RECORD EXTRACTS:
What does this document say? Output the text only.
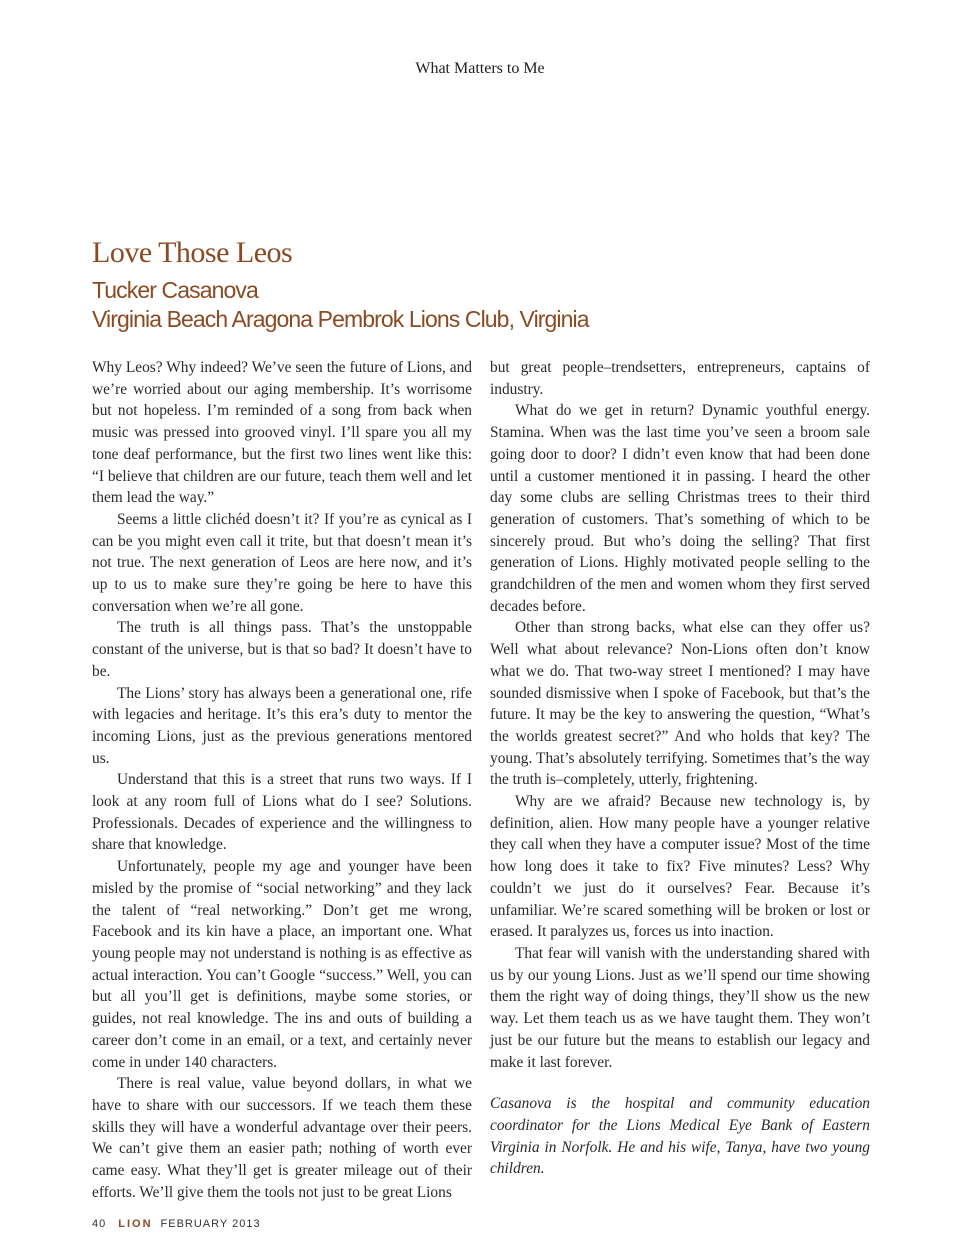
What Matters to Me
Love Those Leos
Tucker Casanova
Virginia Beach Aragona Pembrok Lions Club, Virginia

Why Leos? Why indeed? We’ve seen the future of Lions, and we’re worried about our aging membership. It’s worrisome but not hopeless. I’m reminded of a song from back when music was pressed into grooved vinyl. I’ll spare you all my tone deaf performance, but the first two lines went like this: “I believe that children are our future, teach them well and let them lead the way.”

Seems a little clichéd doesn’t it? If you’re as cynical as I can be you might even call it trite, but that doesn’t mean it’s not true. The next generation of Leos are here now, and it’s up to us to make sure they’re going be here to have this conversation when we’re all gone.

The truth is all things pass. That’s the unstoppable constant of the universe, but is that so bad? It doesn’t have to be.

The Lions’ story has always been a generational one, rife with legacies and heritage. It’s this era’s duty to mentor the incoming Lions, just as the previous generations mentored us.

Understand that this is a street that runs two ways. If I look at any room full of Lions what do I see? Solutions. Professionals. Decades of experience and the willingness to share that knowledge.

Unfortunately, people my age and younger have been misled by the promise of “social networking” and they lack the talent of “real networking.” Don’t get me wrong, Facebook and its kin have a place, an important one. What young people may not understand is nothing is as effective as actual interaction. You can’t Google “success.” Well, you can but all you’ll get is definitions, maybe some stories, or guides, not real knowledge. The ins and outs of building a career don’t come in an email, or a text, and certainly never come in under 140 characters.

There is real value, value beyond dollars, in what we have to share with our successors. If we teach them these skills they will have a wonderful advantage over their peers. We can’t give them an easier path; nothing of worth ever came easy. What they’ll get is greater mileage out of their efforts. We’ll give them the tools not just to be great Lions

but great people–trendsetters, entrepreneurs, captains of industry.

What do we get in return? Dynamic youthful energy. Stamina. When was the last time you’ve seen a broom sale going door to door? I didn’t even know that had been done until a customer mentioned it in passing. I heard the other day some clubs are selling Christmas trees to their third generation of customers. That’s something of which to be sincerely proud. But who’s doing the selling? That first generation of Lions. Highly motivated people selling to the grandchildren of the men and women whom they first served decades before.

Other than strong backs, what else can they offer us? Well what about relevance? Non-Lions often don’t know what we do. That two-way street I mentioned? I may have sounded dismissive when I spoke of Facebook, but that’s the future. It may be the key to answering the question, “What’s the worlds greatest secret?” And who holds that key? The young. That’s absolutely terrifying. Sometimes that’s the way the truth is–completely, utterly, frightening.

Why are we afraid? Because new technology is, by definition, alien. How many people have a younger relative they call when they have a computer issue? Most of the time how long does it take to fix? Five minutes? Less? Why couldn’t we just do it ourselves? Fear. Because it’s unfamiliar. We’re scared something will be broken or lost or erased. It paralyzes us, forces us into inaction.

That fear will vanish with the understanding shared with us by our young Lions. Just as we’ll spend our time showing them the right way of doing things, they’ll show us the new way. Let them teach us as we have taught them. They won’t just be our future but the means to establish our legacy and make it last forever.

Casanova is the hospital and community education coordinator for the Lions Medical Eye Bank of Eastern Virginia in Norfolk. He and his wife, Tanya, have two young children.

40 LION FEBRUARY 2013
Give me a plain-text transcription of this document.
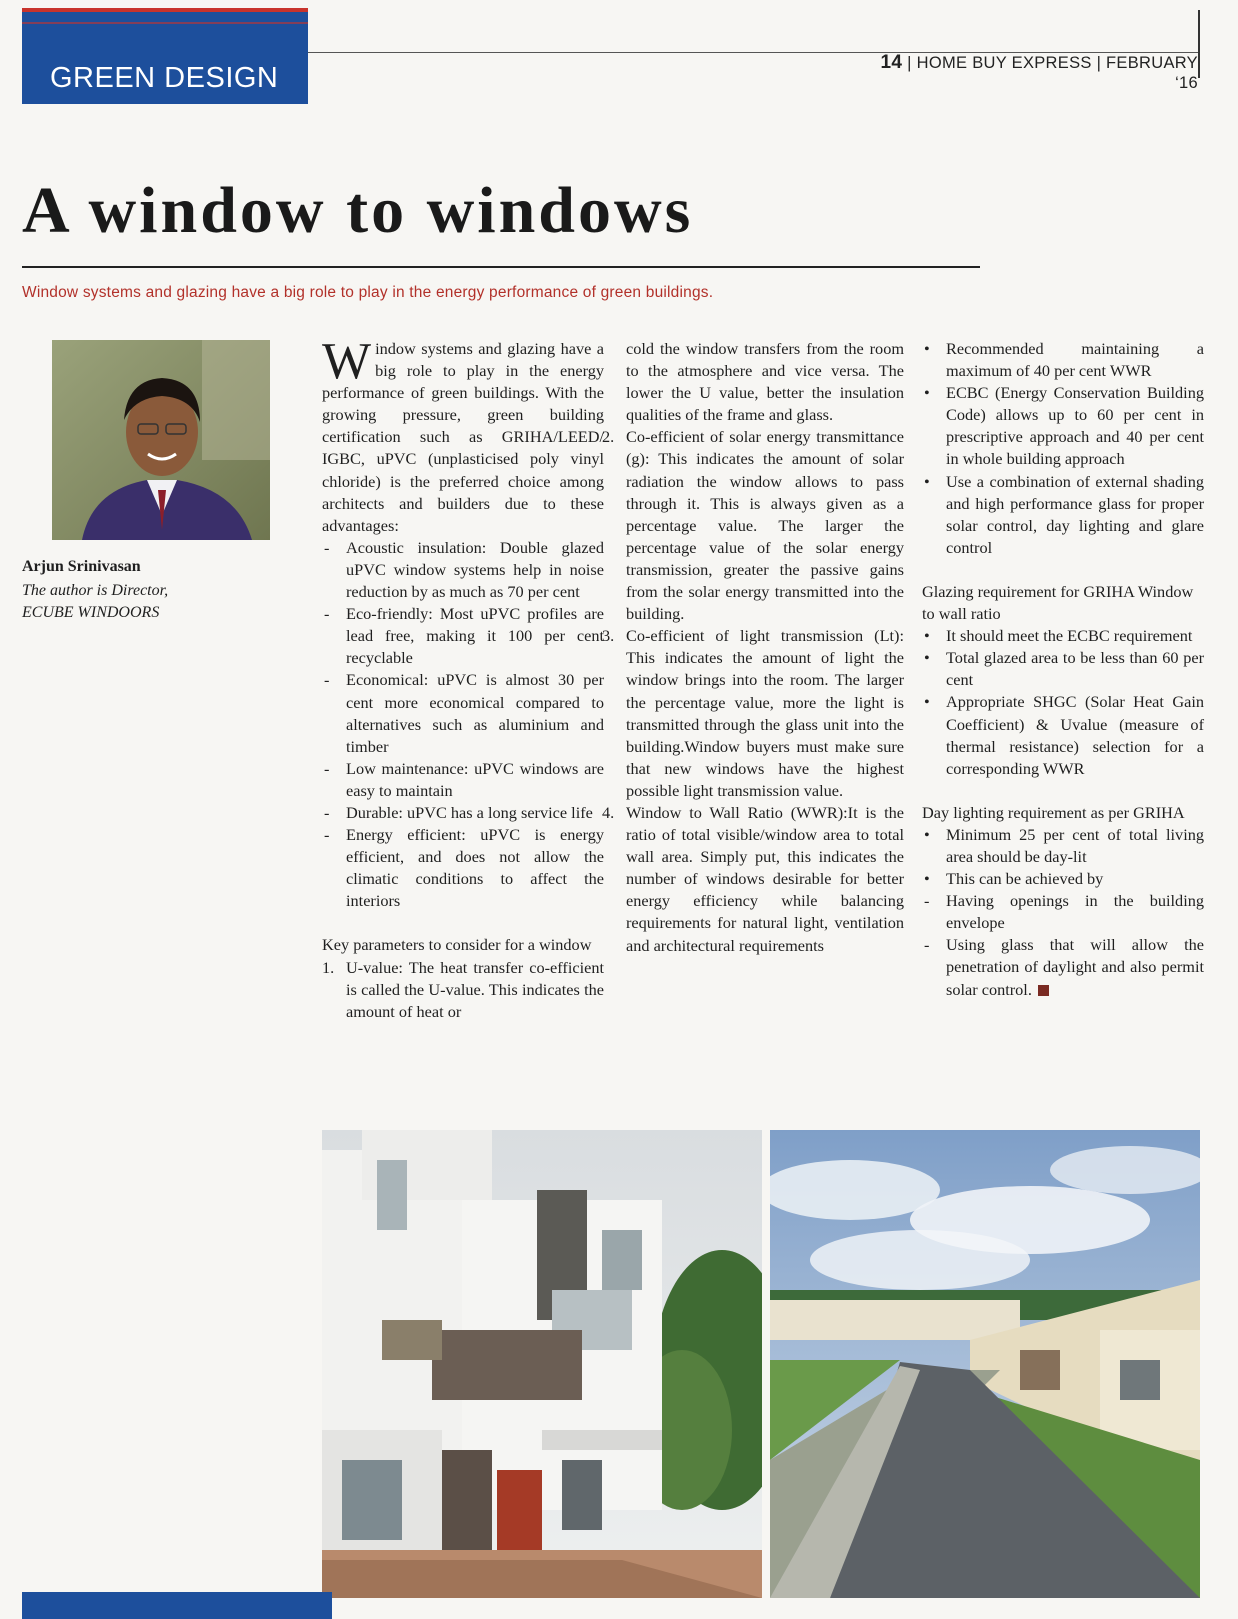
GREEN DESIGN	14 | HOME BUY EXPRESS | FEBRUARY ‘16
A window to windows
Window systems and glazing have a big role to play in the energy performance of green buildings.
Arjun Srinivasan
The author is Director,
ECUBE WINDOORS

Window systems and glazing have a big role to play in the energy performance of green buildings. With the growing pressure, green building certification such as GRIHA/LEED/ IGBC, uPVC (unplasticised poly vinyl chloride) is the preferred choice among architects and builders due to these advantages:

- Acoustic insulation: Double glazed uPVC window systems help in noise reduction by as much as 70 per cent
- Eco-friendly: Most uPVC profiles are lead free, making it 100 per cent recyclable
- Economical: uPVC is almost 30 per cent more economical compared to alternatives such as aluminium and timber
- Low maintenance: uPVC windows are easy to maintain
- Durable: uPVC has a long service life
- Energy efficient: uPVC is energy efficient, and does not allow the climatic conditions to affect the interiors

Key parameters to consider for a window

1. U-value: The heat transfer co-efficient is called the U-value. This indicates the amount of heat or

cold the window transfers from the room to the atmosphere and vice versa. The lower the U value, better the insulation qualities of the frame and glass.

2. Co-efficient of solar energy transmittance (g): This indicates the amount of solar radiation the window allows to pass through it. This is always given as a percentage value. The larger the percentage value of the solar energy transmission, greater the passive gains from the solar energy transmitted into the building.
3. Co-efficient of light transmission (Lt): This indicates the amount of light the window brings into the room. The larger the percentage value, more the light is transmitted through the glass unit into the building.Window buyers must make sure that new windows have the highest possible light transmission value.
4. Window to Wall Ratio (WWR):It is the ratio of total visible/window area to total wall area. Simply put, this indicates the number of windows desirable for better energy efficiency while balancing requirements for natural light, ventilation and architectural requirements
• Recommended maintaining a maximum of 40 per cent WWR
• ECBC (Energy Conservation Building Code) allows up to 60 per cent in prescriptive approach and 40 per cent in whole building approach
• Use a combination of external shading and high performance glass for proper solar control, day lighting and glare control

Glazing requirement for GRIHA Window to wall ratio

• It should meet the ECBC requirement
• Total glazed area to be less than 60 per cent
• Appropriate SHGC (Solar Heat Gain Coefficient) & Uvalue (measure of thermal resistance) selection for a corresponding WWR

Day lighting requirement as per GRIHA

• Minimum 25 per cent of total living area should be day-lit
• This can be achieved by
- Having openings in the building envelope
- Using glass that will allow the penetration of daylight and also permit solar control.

==

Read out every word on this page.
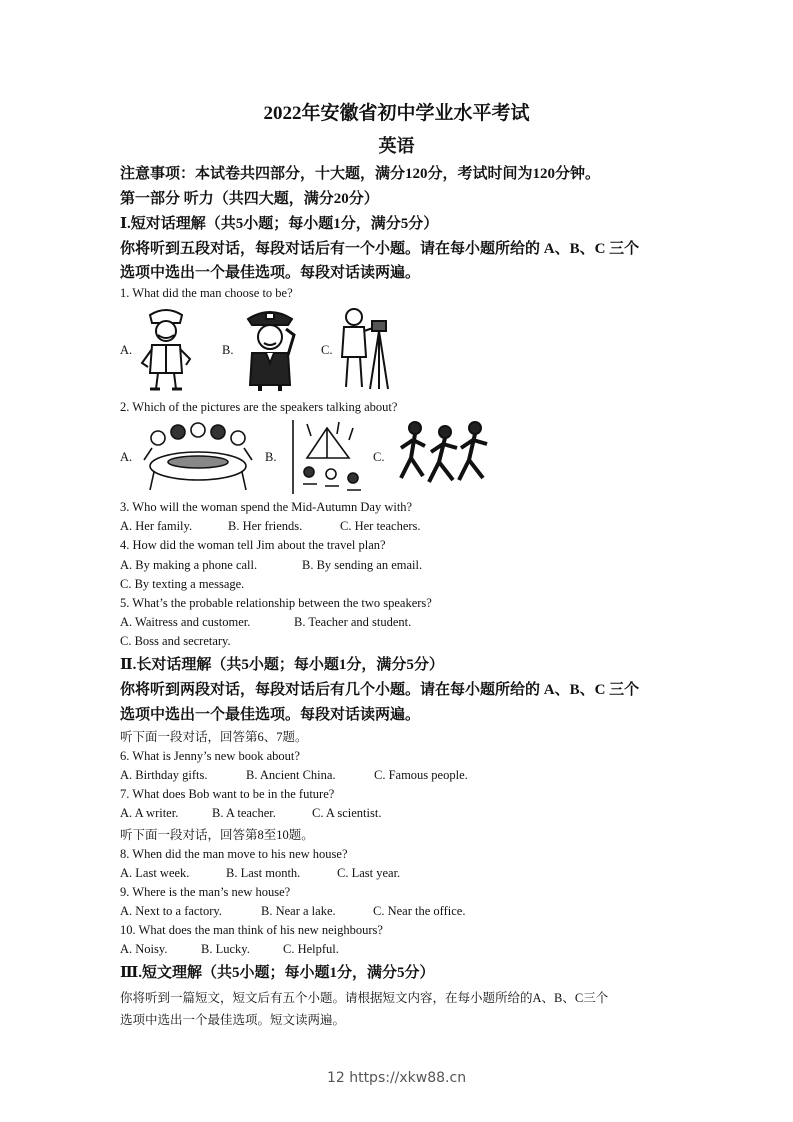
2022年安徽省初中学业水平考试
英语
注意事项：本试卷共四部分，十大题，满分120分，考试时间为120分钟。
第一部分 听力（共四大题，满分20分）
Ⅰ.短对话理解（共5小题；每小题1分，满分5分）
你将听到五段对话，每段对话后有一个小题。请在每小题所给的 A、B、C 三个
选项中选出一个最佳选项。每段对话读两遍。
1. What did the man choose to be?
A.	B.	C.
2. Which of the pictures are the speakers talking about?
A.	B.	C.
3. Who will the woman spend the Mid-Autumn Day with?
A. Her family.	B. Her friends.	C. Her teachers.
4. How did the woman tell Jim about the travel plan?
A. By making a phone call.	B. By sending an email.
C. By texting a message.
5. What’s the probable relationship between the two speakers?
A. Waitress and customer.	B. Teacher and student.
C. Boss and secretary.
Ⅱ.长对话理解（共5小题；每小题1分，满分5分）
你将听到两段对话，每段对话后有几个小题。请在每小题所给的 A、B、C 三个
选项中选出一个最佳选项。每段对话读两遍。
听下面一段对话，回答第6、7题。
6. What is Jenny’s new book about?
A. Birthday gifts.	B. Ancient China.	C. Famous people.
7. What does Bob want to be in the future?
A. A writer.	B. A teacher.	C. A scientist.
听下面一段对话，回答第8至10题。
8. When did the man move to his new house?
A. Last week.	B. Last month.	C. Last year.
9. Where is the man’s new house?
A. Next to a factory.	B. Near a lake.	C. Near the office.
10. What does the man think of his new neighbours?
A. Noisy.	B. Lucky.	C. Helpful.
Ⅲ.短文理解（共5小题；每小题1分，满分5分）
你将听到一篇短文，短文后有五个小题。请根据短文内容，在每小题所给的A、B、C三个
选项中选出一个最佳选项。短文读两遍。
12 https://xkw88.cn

OBJECTIVE: Select and copy every line from the records that includes the word "woman".

FINISHED ANSWER:
3. Who will the woman spend the Mid-Autumn Day with?
4. How did the woman tell Jim about the travel plan?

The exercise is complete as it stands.